• Direction: Look for "time" in each line of the entries, and return the matching lines.

Stored items from a collection
********************
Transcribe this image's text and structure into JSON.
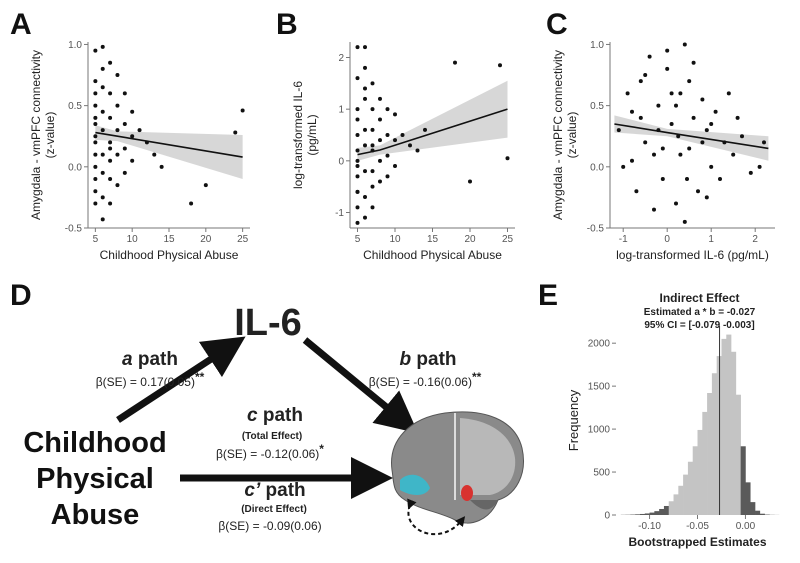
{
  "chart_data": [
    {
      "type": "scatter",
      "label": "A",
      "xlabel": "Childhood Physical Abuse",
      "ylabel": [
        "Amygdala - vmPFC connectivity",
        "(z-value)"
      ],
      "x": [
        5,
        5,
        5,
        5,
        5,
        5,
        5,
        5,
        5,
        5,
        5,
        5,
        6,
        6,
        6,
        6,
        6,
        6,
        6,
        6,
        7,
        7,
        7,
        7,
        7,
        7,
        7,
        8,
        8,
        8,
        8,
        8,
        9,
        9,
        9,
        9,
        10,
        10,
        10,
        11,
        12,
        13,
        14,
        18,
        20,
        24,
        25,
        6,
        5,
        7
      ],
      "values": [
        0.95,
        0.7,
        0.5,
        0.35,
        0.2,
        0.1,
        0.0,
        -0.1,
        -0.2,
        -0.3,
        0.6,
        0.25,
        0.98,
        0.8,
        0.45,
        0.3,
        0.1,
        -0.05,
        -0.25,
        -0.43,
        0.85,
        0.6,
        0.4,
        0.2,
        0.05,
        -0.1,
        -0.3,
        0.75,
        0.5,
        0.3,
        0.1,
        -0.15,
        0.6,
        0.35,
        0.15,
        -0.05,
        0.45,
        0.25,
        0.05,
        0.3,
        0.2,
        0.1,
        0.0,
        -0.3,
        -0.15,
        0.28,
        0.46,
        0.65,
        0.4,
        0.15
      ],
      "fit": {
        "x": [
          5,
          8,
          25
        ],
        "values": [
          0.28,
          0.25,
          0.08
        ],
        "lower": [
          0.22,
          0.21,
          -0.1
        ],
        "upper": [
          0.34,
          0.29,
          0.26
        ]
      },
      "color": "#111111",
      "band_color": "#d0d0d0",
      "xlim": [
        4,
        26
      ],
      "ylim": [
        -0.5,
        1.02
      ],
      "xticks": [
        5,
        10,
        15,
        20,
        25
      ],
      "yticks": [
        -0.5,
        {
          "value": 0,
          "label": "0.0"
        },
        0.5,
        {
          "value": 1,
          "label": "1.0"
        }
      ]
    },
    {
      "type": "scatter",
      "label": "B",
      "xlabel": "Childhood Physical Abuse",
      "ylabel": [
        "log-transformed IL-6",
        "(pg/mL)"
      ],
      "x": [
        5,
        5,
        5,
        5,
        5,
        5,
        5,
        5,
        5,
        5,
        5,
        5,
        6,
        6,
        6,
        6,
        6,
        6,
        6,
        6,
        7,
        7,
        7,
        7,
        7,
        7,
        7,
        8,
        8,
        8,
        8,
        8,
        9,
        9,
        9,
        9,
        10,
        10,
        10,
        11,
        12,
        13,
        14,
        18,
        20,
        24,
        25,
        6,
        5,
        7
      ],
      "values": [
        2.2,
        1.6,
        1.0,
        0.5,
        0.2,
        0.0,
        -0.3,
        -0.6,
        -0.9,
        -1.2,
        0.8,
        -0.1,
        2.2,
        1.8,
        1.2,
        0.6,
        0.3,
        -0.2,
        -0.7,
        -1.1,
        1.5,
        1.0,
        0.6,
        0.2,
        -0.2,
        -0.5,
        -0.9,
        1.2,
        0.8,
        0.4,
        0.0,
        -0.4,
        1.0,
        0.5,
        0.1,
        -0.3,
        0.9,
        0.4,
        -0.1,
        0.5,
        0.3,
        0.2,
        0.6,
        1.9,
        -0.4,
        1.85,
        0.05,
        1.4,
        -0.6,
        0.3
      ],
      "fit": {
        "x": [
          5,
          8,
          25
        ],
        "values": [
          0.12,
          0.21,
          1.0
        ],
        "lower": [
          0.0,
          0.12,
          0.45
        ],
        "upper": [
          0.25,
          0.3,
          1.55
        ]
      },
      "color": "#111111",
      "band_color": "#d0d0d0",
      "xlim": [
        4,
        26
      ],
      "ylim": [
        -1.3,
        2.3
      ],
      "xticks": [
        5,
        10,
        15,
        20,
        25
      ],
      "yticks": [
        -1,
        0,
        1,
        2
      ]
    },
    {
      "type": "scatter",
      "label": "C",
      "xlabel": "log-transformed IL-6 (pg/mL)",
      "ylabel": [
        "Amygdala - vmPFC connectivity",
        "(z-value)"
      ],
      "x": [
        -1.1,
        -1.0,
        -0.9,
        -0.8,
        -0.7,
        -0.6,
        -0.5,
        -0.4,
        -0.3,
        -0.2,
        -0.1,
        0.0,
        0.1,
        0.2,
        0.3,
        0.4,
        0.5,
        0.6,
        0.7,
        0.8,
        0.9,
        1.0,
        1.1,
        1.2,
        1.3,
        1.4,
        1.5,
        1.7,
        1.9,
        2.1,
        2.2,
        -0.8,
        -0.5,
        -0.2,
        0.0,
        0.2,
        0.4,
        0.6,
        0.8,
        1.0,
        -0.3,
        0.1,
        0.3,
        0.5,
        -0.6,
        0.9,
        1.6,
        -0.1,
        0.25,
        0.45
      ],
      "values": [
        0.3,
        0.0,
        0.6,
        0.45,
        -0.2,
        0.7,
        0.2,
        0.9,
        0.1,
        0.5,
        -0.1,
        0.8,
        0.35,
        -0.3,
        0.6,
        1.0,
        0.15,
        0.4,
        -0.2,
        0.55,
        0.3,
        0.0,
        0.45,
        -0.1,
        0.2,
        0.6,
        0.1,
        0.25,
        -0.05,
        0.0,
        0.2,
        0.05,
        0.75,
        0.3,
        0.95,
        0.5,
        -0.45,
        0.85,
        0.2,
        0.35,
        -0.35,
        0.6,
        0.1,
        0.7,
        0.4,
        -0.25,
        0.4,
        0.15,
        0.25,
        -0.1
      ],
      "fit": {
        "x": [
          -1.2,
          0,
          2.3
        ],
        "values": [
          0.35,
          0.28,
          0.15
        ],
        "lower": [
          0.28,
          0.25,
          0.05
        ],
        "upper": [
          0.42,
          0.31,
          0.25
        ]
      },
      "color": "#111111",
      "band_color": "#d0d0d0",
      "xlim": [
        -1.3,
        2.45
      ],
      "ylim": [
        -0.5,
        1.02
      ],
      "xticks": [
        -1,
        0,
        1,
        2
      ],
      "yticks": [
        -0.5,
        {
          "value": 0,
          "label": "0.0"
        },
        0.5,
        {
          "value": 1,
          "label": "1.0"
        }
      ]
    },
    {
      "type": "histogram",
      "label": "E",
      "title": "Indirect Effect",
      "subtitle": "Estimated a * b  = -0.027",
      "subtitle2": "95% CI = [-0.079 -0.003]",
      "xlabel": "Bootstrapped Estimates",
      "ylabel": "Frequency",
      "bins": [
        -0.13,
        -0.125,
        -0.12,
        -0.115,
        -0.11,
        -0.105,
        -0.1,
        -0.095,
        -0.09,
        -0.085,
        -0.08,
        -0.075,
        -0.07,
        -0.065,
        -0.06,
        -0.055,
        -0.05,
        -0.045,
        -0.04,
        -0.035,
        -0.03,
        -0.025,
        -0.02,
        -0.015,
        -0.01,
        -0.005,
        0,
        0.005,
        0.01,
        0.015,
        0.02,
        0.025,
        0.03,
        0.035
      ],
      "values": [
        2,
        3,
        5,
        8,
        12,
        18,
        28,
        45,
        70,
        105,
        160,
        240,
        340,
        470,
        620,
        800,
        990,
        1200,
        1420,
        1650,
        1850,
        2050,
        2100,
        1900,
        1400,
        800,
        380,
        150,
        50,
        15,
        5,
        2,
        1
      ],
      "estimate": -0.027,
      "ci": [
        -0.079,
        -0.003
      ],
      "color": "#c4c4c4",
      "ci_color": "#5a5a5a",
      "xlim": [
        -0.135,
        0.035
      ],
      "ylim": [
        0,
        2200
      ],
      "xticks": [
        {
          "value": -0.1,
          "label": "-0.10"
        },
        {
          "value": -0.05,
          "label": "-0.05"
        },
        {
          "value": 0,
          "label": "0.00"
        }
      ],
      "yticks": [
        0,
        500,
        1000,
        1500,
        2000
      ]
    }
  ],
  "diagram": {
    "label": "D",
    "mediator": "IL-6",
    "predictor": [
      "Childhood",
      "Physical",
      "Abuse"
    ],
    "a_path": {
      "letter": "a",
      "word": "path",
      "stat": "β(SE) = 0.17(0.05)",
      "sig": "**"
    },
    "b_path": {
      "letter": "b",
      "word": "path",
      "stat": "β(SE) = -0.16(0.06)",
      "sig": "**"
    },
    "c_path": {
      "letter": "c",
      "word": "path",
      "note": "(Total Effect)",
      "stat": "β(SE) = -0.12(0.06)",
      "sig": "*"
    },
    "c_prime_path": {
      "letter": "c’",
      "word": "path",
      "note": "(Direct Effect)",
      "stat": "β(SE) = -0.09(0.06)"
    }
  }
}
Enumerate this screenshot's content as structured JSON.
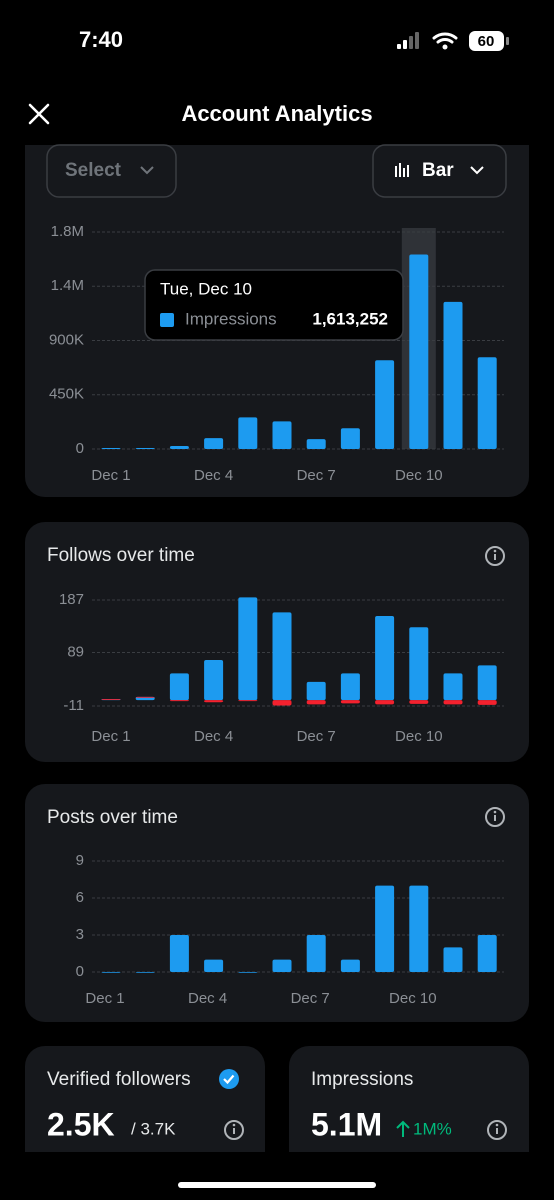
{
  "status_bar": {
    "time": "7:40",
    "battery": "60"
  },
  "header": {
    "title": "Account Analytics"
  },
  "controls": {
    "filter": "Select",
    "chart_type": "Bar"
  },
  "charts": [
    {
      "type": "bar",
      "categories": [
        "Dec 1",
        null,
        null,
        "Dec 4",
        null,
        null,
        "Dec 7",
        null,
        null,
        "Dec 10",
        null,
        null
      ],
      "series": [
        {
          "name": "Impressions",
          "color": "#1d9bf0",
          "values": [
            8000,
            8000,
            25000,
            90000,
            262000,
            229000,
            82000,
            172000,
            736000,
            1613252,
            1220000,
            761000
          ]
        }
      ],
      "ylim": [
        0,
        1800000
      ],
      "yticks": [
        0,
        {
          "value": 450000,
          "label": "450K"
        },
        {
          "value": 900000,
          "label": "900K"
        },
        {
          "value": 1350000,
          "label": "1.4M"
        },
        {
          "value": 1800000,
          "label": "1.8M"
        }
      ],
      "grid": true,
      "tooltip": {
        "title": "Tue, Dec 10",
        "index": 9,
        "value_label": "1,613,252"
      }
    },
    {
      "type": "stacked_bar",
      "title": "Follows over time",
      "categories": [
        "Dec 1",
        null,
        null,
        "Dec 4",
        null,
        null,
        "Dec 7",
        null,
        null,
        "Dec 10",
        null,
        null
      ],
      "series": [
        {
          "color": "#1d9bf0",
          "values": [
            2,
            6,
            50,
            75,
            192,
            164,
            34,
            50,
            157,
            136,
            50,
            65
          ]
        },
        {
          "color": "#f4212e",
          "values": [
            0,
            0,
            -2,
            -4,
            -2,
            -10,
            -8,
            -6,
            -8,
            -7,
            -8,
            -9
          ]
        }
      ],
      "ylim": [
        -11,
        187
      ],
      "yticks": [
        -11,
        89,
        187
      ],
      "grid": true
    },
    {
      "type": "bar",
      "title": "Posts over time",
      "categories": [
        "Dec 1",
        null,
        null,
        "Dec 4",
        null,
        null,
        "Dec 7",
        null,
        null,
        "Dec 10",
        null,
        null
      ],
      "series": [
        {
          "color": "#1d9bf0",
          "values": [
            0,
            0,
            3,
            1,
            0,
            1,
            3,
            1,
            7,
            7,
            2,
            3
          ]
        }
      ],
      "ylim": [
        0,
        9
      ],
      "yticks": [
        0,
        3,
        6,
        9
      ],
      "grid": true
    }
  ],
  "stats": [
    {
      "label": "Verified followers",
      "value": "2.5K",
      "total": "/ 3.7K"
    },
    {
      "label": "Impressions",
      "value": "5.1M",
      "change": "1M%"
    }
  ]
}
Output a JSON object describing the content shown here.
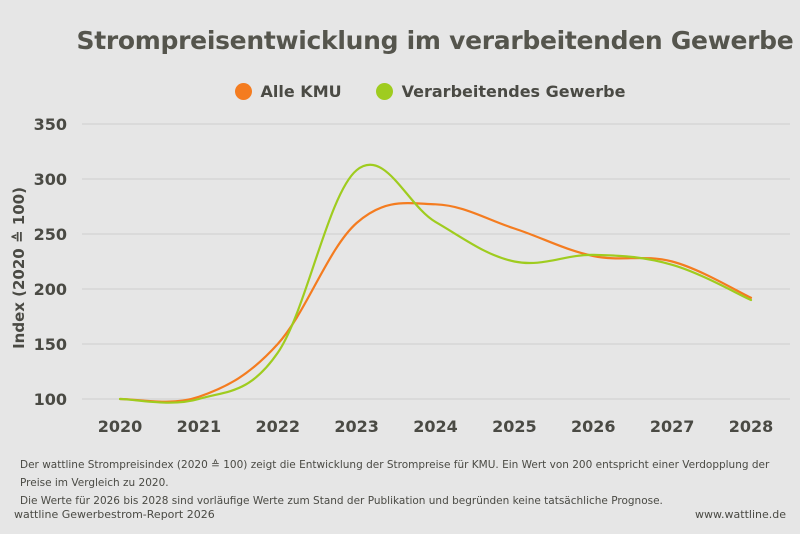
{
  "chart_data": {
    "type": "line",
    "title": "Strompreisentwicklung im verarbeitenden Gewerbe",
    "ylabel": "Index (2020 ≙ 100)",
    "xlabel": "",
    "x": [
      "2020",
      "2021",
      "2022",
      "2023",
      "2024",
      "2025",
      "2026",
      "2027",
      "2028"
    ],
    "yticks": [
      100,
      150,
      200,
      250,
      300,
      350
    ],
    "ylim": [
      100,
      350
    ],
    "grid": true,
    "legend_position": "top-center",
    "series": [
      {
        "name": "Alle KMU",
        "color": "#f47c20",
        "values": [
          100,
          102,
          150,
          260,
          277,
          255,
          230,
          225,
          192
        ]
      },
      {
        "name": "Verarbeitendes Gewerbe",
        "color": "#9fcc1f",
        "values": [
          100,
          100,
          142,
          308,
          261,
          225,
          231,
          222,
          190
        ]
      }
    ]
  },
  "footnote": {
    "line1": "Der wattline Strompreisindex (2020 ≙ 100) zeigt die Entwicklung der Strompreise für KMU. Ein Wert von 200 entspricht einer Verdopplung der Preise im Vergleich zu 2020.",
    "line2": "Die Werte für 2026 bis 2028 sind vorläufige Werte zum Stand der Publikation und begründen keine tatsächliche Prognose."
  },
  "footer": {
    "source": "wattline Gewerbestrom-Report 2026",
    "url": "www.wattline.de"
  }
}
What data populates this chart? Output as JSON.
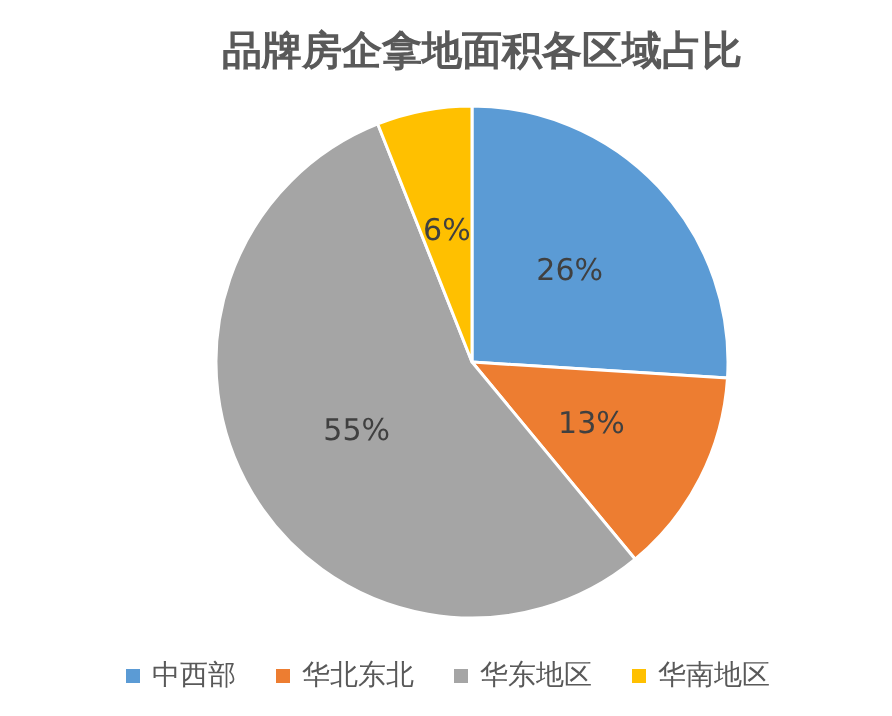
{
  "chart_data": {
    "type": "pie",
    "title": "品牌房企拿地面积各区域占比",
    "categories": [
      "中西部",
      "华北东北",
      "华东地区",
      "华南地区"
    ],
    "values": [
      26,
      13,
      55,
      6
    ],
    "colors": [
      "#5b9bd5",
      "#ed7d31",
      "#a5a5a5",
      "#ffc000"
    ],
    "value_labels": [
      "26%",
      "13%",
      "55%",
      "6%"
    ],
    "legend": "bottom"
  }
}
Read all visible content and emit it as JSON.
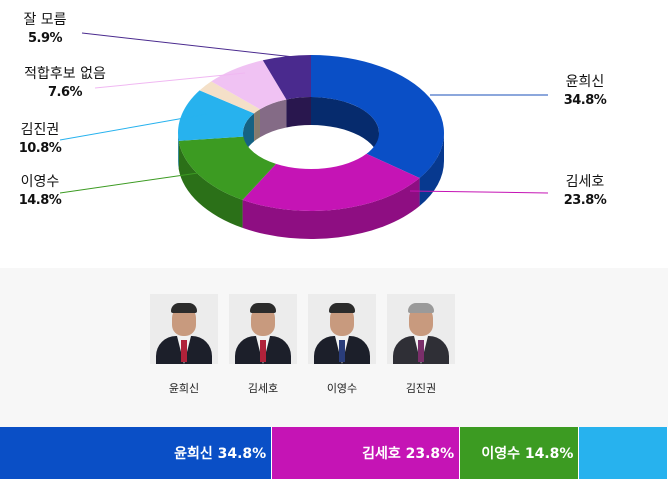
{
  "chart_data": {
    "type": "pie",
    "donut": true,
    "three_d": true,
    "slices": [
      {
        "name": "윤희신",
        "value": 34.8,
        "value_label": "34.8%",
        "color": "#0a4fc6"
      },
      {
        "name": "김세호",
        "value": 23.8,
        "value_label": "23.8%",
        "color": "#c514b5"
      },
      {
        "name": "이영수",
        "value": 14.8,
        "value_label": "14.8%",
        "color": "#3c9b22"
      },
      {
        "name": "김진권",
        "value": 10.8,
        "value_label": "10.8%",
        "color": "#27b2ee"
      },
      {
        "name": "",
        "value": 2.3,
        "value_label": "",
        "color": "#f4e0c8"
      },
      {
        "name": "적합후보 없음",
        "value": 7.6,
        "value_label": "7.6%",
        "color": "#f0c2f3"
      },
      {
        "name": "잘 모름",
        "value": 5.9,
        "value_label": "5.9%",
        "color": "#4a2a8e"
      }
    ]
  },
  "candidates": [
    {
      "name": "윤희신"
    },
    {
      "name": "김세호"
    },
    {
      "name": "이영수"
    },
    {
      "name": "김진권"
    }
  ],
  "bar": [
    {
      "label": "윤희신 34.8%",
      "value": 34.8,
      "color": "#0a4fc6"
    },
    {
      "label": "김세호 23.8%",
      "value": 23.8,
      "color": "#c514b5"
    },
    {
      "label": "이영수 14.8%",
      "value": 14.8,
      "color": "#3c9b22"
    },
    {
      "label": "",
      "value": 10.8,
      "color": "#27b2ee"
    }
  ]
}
********************
• In response:
    "time": "7:40",
      "title": "Follows over time",
      "title": "Posts over time",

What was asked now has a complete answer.